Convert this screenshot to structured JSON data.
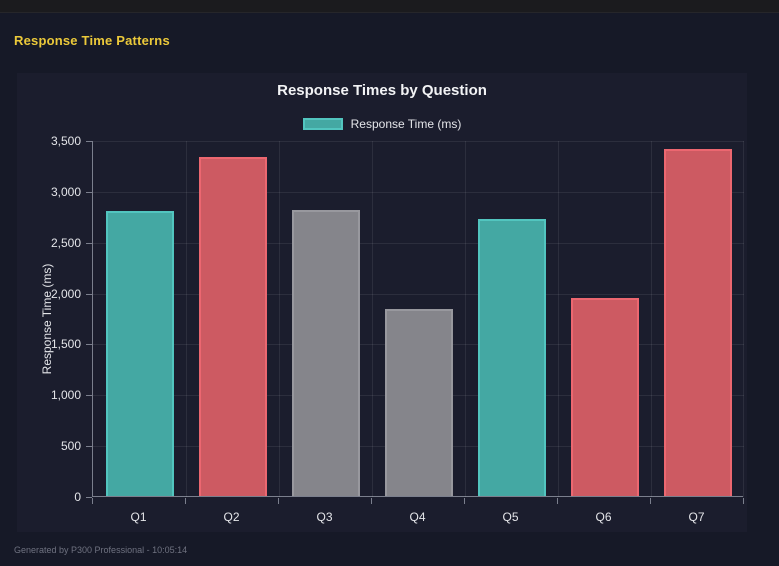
{
  "page": {
    "heading": "Response Time Patterns",
    "footer": "Generated by P300 Professional - 10:05:14"
  },
  "colors": {
    "heading_yellow": "#ebc93a",
    "outer_background": "#161927",
    "panel_background": "#1b1d2d",
    "topbar_background": "#1b1b1e",
    "grid_line": "rgba(255,255,255,0.08)",
    "axis_line": "#7b7f8d",
    "tick_text": "#e4e5e9",
    "title_text": "#f2f3f5",
    "footer_text": "#6f7280",
    "teal_fill": "#44a8a3",
    "teal_border": "#52c5bf",
    "red_fill": "#cd5a62",
    "red_border": "#ec6770",
    "gray_fill": "#85858b",
    "gray_border": "#98989e"
  },
  "chart_data": {
    "type": "bar",
    "title": "Response Times by Question",
    "categories": [
      "Q1",
      "Q2",
      "Q3",
      "Q4",
      "Q5",
      "Q6",
      "Q7"
    ],
    "series": [
      {
        "name": "Response Time (ms)",
        "values": [
          2800,
          3330,
          2810,
          1840,
          2720,
          1950,
          3410
        ]
      }
    ],
    "bar_color_names": [
      "teal",
      "red",
      "gray",
      "gray",
      "teal",
      "red",
      "red"
    ],
    "xlabel": "",
    "ylabel": "Response Time (ms)",
    "ylim": [
      0,
      3500
    ],
    "yticks": [
      0,
      500,
      1000,
      1500,
      2000,
      2500,
      3000,
      3500
    ],
    "ytick_labels": [
      "0",
      "500",
      "1,000",
      "1,500",
      "2,000",
      "2,500",
      "3,000",
      "3,500"
    ],
    "grid": true,
    "legend": {
      "position": "top",
      "entries": [
        {
          "label": "Response Time (ms)",
          "color_name": "teal"
        }
      ]
    }
  }
}
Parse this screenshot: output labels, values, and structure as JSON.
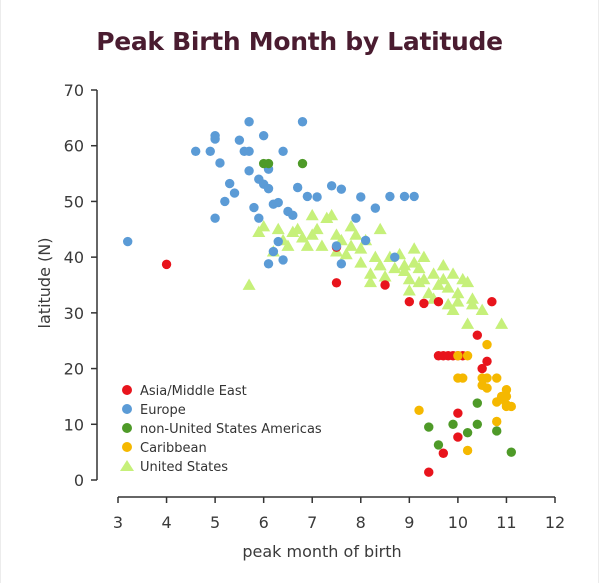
{
  "chart_data": {
    "type": "scatter",
    "title": "Peak Birth Month by Latitude",
    "xlabel": "peak month of birth",
    "ylabel": "latitude (N)",
    "xlim": [
      3,
      12
    ],
    "ylim": [
      0,
      70
    ],
    "xticks": [
      3,
      4,
      5,
      6,
      7,
      8,
      9,
      10,
      11,
      12
    ],
    "yticks": [
      0,
      10,
      20,
      30,
      40,
      50,
      60,
      70
    ],
    "legend_position": "bottom-left",
    "grid": false,
    "series": [
      {
        "name": "Asia/Middle East",
        "color": "#e8141c",
        "marker": "circle",
        "points": [
          [
            4.0,
            38.7
          ],
          [
            7.5,
            35.4
          ],
          [
            8.5,
            35.0
          ],
          [
            9.0,
            32.0
          ],
          [
            9.3,
            31.7
          ],
          [
            9.6,
            32.0
          ],
          [
            10.7,
            32.0
          ],
          [
            10.4,
            26.0
          ],
          [
            10.6,
            21.3
          ],
          [
            9.6,
            22.3
          ],
          [
            9.7,
            22.3
          ],
          [
            9.8,
            22.3
          ],
          [
            9.9,
            22.3
          ],
          [
            10.0,
            22.3
          ],
          [
            10.1,
            22.3
          ],
          [
            10.0,
            12.0
          ],
          [
            10.0,
            7.7
          ],
          [
            9.7,
            4.8
          ],
          [
            9.4,
            1.4
          ],
          [
            10.5,
            20.0
          ],
          [
            7.5,
            41.8
          ]
        ]
      },
      {
        "name": "Europe",
        "color": "#5b9bd6",
        "marker": "circle",
        "points": [
          [
            3.2,
            42.8
          ],
          [
            4.6,
            59.0
          ],
          [
            4.9,
            59.0
          ],
          [
            5.0,
            61.8
          ],
          [
            5.0,
            61.2
          ],
          [
            5.1,
            56.9
          ],
          [
            5.3,
            53.2
          ],
          [
            5.4,
            51.5
          ],
          [
            5.5,
            61.0
          ],
          [
            5.6,
            59.0
          ],
          [
            5.7,
            59.0
          ],
          [
            5.7,
            64.3
          ],
          [
            5.9,
            54.0
          ],
          [
            6.0,
            61.8
          ],
          [
            6.0,
            53.1
          ],
          [
            6.1,
            52.3
          ],
          [
            6.1,
            55.8
          ],
          [
            6.2,
            49.5
          ],
          [
            6.3,
            49.8
          ],
          [
            6.4,
            59.0
          ],
          [
            6.5,
            48.2
          ],
          [
            6.7,
            52.5
          ],
          [
            6.8,
            64.3
          ],
          [
            6.9,
            50.9
          ],
          [
            7.1,
            50.8
          ],
          [
            7.4,
            52.8
          ],
          [
            7.6,
            52.2
          ],
          [
            7.9,
            47.0
          ],
          [
            8.0,
            50.8
          ],
          [
            8.3,
            48.8
          ],
          [
            8.6,
            50.9
          ],
          [
            8.9,
            50.9
          ],
          [
            9.1,
            50.9
          ],
          [
            7.6,
            38.8
          ],
          [
            6.1,
            38.8
          ],
          [
            6.3,
            42.8
          ],
          [
            6.4,
            39.5
          ],
          [
            5.0,
            47.0
          ],
          [
            5.2,
            50.0
          ],
          [
            5.9,
            47.0
          ],
          [
            7.5,
            42.0
          ],
          [
            8.1,
            43.0
          ],
          [
            5.7,
            55.5
          ],
          [
            6.6,
            47.5
          ],
          [
            5.8,
            48.9
          ],
          [
            6.2,
            41.0
          ],
          [
            8.7,
            40.0
          ]
        ]
      },
      {
        "name": "non-United States Americas",
        "color": "#4e9a28",
        "marker": "circle",
        "points": [
          [
            6.1,
            56.8
          ],
          [
            6.0,
            56.8
          ],
          [
            6.8,
            56.8
          ],
          [
            10.4,
            13.8
          ],
          [
            9.4,
            9.5
          ],
          [
            9.9,
            10.0
          ],
          [
            10.4,
            10.0
          ],
          [
            10.2,
            8.5
          ],
          [
            9.6,
            6.3
          ],
          [
            10.8,
            8.8
          ],
          [
            11.1,
            5.0
          ]
        ]
      },
      {
        "name": "Caribbean",
        "color": "#f5b800",
        "marker": "circle",
        "points": [
          [
            10.6,
            24.3
          ],
          [
            10.0,
            22.3
          ],
          [
            10.2,
            22.3
          ],
          [
            10.0,
            18.3
          ],
          [
            10.1,
            18.3
          ],
          [
            10.5,
            18.3
          ],
          [
            10.6,
            18.3
          ],
          [
            10.8,
            18.3
          ],
          [
            10.5,
            17.0
          ],
          [
            10.6,
            16.5
          ],
          [
            11.0,
            16.2
          ],
          [
            10.9,
            15.0
          ],
          [
            11.0,
            15.0
          ],
          [
            10.8,
            14.0
          ],
          [
            11.0,
            13.5
          ],
          [
            11.1,
            13.2
          ],
          [
            11.0,
            13.2
          ],
          [
            10.8,
            10.5
          ],
          [
            9.2,
            12.5
          ],
          [
            10.2,
            5.3
          ],
          [
            10.9,
            14.5
          ]
        ]
      },
      {
        "name": "United States",
        "color": "#c6f07a",
        "marker": "triangle",
        "points": [
          [
            5.7,
            35.0
          ],
          [
            5.9,
            44.5
          ],
          [
            6.0,
            45.5
          ],
          [
            6.2,
            41.0
          ],
          [
            6.4,
            43.0
          ],
          [
            6.5,
            42.0
          ],
          [
            6.6,
            44.5
          ],
          [
            6.7,
            45.0
          ],
          [
            6.8,
            43.5
          ],
          [
            6.9,
            42.0
          ],
          [
            7.0,
            44.0
          ],
          [
            7.1,
            45.0
          ],
          [
            7.2,
            42.0
          ],
          [
            7.3,
            47.0
          ],
          [
            7.4,
            47.5
          ],
          [
            7.5,
            44.0
          ],
          [
            7.5,
            41.0
          ],
          [
            7.6,
            43.0
          ],
          [
            7.7,
            40.5
          ],
          [
            7.8,
            42.0
          ],
          [
            7.9,
            44.0
          ],
          [
            8.0,
            41.5
          ],
          [
            8.0,
            39.0
          ],
          [
            8.1,
            43.0
          ],
          [
            8.2,
            37.0
          ],
          [
            8.3,
            40.0
          ],
          [
            8.4,
            45.0
          ],
          [
            8.4,
            38.5
          ],
          [
            8.5,
            36.5
          ],
          [
            8.6,
            40.0
          ],
          [
            8.7,
            38.0
          ],
          [
            8.8,
            40.5
          ],
          [
            8.9,
            37.5
          ],
          [
            9.0,
            36.0
          ],
          [
            9.1,
            41.5
          ],
          [
            9.1,
            39.0
          ],
          [
            9.2,
            38.0
          ],
          [
            9.2,
            35.5
          ],
          [
            9.3,
            36.0
          ],
          [
            9.4,
            33.5
          ],
          [
            9.5,
            37.0
          ],
          [
            9.5,
            32.5
          ],
          [
            9.6,
            35.0
          ],
          [
            9.7,
            36.0
          ],
          [
            9.8,
            34.5
          ],
          [
            9.8,
            31.5
          ],
          [
            9.9,
            37.0
          ],
          [
            10.0,
            33.5
          ],
          [
            10.0,
            32.0
          ],
          [
            10.1,
            36.0
          ],
          [
            10.2,
            35.5
          ],
          [
            10.3,
            31.5
          ],
          [
            10.2,
            28.0
          ],
          [
            10.5,
            30.5
          ],
          [
            10.9,
            28.0
          ],
          [
            9.0,
            34.0
          ],
          [
            8.2,
            35.5
          ],
          [
            7.0,
            47.5
          ],
          [
            6.3,
            45.0
          ],
          [
            7.8,
            45.5
          ],
          [
            8.9,
            38.5
          ],
          [
            9.3,
            40.0
          ],
          [
            9.7,
            38.5
          ],
          [
            10.3,
            32.5
          ],
          [
            9.9,
            30.5
          ]
        ]
      }
    ]
  }
}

§ §

Task goal: Reproduce each line of the material containing the word "this".

Output below:
Convert this screenshot to structured JSON data.
Parse this screenshot: output labels, values, and structure as JSON.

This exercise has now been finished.